(Listed records begins)

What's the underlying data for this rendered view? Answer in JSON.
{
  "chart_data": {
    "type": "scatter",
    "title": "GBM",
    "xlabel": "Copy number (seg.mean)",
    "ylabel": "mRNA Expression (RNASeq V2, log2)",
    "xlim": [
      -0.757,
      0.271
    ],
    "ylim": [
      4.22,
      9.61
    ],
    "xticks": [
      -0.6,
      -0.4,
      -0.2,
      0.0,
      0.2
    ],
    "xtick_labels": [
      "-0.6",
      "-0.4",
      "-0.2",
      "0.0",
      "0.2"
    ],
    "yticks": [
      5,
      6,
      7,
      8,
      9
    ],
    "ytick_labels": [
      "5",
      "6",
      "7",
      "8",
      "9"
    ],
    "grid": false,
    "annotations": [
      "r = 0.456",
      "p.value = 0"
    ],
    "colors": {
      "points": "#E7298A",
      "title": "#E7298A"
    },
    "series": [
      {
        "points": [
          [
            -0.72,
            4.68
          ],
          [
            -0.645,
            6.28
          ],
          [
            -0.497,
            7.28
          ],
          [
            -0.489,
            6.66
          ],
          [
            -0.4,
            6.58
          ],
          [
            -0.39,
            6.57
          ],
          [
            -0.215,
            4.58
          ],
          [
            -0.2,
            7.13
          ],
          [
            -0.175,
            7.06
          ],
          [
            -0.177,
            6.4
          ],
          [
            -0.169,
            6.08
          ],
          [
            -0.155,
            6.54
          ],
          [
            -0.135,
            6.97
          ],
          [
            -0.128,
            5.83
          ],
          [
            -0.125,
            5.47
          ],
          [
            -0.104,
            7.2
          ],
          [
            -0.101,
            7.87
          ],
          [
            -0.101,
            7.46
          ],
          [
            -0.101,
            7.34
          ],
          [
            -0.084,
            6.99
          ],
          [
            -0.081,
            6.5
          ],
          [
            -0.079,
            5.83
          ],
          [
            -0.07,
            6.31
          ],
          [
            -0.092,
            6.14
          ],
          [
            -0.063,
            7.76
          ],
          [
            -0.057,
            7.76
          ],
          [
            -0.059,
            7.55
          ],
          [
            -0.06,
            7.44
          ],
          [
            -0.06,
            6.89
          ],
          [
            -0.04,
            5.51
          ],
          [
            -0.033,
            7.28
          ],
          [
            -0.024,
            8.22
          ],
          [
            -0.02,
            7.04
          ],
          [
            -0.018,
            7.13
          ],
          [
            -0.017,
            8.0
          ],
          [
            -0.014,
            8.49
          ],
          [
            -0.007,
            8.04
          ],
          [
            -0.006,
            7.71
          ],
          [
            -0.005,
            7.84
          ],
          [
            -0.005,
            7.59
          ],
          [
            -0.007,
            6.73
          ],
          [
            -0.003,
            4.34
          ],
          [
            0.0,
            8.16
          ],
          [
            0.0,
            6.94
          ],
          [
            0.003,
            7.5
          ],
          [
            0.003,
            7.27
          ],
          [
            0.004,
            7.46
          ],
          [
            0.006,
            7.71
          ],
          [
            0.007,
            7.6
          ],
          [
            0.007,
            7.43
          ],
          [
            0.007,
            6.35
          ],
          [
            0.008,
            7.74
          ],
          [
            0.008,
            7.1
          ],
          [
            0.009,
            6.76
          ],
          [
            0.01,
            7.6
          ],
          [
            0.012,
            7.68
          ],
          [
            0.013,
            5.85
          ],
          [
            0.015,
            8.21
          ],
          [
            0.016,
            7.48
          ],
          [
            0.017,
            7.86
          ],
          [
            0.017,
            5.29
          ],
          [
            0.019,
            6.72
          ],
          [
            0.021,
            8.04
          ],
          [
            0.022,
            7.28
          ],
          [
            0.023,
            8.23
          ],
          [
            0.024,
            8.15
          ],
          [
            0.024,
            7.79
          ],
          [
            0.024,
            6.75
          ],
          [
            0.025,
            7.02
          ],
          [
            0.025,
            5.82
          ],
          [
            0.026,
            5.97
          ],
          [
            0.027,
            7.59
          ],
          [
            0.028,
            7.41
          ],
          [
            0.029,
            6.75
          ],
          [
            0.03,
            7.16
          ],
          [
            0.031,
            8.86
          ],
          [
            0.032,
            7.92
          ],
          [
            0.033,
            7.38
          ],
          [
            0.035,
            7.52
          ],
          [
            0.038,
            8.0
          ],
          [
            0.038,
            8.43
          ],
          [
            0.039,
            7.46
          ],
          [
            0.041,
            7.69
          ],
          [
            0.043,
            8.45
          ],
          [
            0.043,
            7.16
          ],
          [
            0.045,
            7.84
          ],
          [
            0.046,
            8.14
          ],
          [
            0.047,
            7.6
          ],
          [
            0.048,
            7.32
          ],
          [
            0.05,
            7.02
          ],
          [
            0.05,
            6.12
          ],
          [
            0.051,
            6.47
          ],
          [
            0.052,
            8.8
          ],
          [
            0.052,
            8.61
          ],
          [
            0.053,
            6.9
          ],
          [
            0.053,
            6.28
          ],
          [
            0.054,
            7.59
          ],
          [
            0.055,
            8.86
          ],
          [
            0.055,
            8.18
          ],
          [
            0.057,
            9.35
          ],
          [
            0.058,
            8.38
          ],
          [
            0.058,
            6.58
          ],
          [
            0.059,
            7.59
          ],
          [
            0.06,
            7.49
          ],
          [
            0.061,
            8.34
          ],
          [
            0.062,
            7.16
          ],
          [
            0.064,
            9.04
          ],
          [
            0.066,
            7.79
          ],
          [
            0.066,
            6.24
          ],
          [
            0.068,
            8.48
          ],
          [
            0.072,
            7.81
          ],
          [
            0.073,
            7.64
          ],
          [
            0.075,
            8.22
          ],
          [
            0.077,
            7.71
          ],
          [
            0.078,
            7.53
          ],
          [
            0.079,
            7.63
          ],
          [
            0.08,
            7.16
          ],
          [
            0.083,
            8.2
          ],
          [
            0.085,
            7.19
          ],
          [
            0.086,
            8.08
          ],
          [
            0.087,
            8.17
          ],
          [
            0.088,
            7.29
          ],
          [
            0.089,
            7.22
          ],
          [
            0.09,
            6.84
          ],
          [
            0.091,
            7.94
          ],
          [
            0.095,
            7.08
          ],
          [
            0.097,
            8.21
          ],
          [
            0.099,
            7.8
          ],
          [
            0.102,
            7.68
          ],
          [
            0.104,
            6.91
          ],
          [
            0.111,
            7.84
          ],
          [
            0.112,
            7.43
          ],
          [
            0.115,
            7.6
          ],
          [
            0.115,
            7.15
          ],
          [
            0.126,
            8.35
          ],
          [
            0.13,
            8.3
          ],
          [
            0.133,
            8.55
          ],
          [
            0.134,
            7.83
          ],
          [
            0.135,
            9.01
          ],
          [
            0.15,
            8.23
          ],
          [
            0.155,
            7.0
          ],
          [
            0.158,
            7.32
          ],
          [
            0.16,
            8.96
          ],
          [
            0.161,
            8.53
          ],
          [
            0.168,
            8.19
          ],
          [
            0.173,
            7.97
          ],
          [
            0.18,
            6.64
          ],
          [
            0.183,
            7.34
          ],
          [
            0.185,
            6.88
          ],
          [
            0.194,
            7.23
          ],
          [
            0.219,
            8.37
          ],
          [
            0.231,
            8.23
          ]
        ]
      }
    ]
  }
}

(Listed records ends)

◆ **Task directions**
Extract every record and return it verbatim.

◆ **Expected answer**
What's the underlying data for this rendered view? Answer in JSON.
{
  "chart_data": {
    "type": "scatter",
    "title": "GBM",
    "xlabel": "Copy number (seg.mean)",
    "ylabel": "mRNA Expression (RNASeq V2, log2)",
    "xlim": [
      -0.757,
      0.271
    ],
    "ylim": [
      4.22,
      9.61
    ],
    "xticks": [
      -0.6,
      -0.4,
      -0.2,
      0.0,
      0.2
    ],
    "xtick_labels": [
      "-0.6",
      "-0.4",
      "-0.2",
      "0.0",
      "0.2"
    ],
    "yticks": [
      5,
      6,
      7,
      8,
      9
    ],
    "ytick_labels": [
      "5",
      "6",
      "7",
      "8",
      "9"
    ],
    "grid": false,
    "annotations": [
      "r = 0.456",
      "p.value = 0"
    ],
    "colors": {
      "points": "#E7298A",
      "title": "#E7298A"
    },
    "series": [
      {
        "points": [
          [
            -0.72,
            4.68
          ],
          [
            -0.645,
            6.28
          ],
          [
            -0.497,
            7.28
          ],
          [
            -0.489,
            6.66
          ],
          [
            -0.4,
            6.58
          ],
          [
            -0.39,
            6.57
          ],
          [
            -0.215,
            4.58
          ],
          [
            -0.2,
            7.13
          ],
          [
            -0.175,
            7.06
          ],
          [
            -0.177,
            6.4
          ],
          [
            -0.169,
            6.08
          ],
          [
            -0.155,
            6.54
          ],
          [
            -0.135,
            6.97
          ],
          [
            -0.128,
            5.83
          ],
          [
            -0.125,
            5.47
          ],
          [
            -0.104,
            7.2
          ],
          [
            -0.101,
            7.87
          ],
          [
            -0.101,
            7.46
          ],
          [
            -0.101,
            7.34
          ],
          [
            -0.084,
            6.99
          ],
          [
            -0.081,
            6.5
          ],
          [
            -0.079,
            5.83
          ],
          [
            -0.07,
            6.31
          ],
          [
            -0.092,
            6.14
          ],
          [
            -0.063,
            7.76
          ],
          [
            -0.057,
            7.76
          ],
          [
            -0.059,
            7.55
          ],
          [
            -0.06,
            7.44
          ],
          [
            -0.06,
            6.89
          ],
          [
            -0.04,
            5.51
          ],
          [
            -0.033,
            7.28
          ],
          [
            -0.024,
            8.22
          ],
          [
            -0.02,
            7.04
          ],
          [
            -0.018,
            7.13
          ],
          [
            -0.017,
            8.0
          ],
          [
            -0.014,
            8.49
          ],
          [
            -0.007,
            8.04
          ],
          [
            -0.006,
            7.71
          ],
          [
            -0.005,
            7.84
          ],
          [
            -0.005,
            7.59
          ],
          [
            -0.007,
            6.73
          ],
          [
            -0.003,
            4.34
          ],
          [
            0.0,
            8.16
          ],
          [
            0.0,
            6.94
          ],
          [
            0.003,
            7.5
          ],
          [
            0.003,
            7.27
          ],
          [
            0.004,
            7.46
          ],
          [
            0.006,
            7.71
          ],
          [
            0.007,
            7.6
          ],
          [
            0.007,
            7.43
          ],
          [
            0.007,
            6.35
          ],
          [
            0.008,
            7.74
          ],
          [
            0.008,
            7.1
          ],
          [
            0.009,
            6.76
          ],
          [
            0.01,
            7.6
          ],
          [
            0.012,
            7.68
          ],
          [
            0.013,
            5.85
          ],
          [
            0.015,
            8.21
          ],
          [
            0.016,
            7.48
          ],
          [
            0.017,
            7.86
          ],
          [
            0.017,
            5.29
          ],
          [
            0.019,
            6.72
          ],
          [
            0.021,
            8.04
          ],
          [
            0.022,
            7.28
          ],
          [
            0.023,
            8.23
          ],
          [
            0.024,
            8.15
          ],
          [
            0.024,
            7.79
          ],
          [
            0.024,
            6.75
          ],
          [
            0.025,
            7.02
          ],
          [
            0.025,
            5.82
          ],
          [
            0.026,
            5.97
          ],
          [
            0.027,
            7.59
          ],
          [
            0.028,
            7.41
          ],
          [
            0.029,
            6.75
          ],
          [
            0.03,
            7.16
          ],
          [
            0.031,
            8.86
          ],
          [
            0.032,
            7.92
          ],
          [
            0.033,
            7.38
          ],
          [
            0.035,
            7.52
          ],
          [
            0.038,
            8.0
          ],
          [
            0.038,
            8.43
          ],
          [
            0.039,
            7.46
          ],
          [
            0.041,
            7.69
          ],
          [
            0.043,
            8.45
          ],
          [
            0.043,
            7.16
          ],
          [
            0.045,
            7.84
          ],
          [
            0.046,
            8.14
          ],
          [
            0.047,
            7.6
          ],
          [
            0.048,
            7.32
          ],
          [
            0.05,
            7.02
          ],
          [
            0.05,
            6.12
          ],
          [
            0.051,
            6.47
          ],
          [
            0.052,
            8.8
          ],
          [
            0.052,
            8.61
          ],
          [
            0.053,
            6.9
          ],
          [
            0.053,
            6.28
          ],
          [
            0.054,
            7.59
          ],
          [
            0.055,
            8.86
          ],
          [
            0.055,
            8.18
          ],
          [
            0.057,
            9.35
          ],
          [
            0.058,
            8.38
          ],
          [
            0.058,
            6.58
          ],
          [
            0.059,
            7.59
          ],
          [
            0.06,
            7.49
          ],
          [
            0.061,
            8.34
          ],
          [
            0.062,
            7.16
          ],
          [
            0.064,
            9.04
          ],
          [
            0.066,
            7.79
          ],
          [
            0.066,
            6.24
          ],
          [
            0.068,
            8.48
          ],
          [
            0.072,
            7.81
          ],
          [
            0.073,
            7.64
          ],
          [
            0.075,
            8.22
          ],
          [
            0.077,
            7.71
          ],
          [
            0.078,
            7.53
          ],
          [
            0.079,
            7.63
          ],
          [
            0.08,
            7.16
          ],
          [
            0.083,
            8.2
          ],
          [
            0.085,
            7.19
          ],
          [
            0.086,
            8.08
          ],
          [
            0.087,
            8.17
          ],
          [
            0.088,
            7.29
          ],
          [
            0.089,
            7.22
          ],
          [
            0.09,
            6.84
          ],
          [
            0.091,
            7.94
          ],
          [
            0.095,
            7.08
          ],
          [
            0.097,
            8.21
          ],
          [
            0.099,
            7.8
          ],
          [
            0.102,
            7.68
          ],
          [
            0.104,
            6.91
          ],
          [
            0.111,
            7.84
          ],
          [
            0.112,
            7.43
          ],
          [
            0.115,
            7.6
          ],
          [
            0.115,
            7.15
          ],
          [
            0.126,
            8.35
          ],
          [
            0.13,
            8.3
          ],
          [
            0.133,
            8.55
          ],
          [
            0.134,
            7.83
          ],
          [
            0.135,
            9.01
          ],
          [
            0.15,
            8.23
          ],
          [
            0.155,
            7.0
          ],
          [
            0.158,
            7.32
          ],
          [
            0.16,
            8.96
          ],
          [
            0.161,
            8.53
          ],
          [
            0.168,
            8.19
          ],
          [
            0.173,
            7.97
          ],
          [
            0.18,
            6.64
          ],
          [
            0.183,
            7.34
          ],
          [
            0.185,
            6.88
          ],
          [
            0.194,
            7.23
          ],
          [
            0.219,
            8.37
          ],
          [
            0.231,
            8.23
          ]
        ]
      }
    ]
  }
}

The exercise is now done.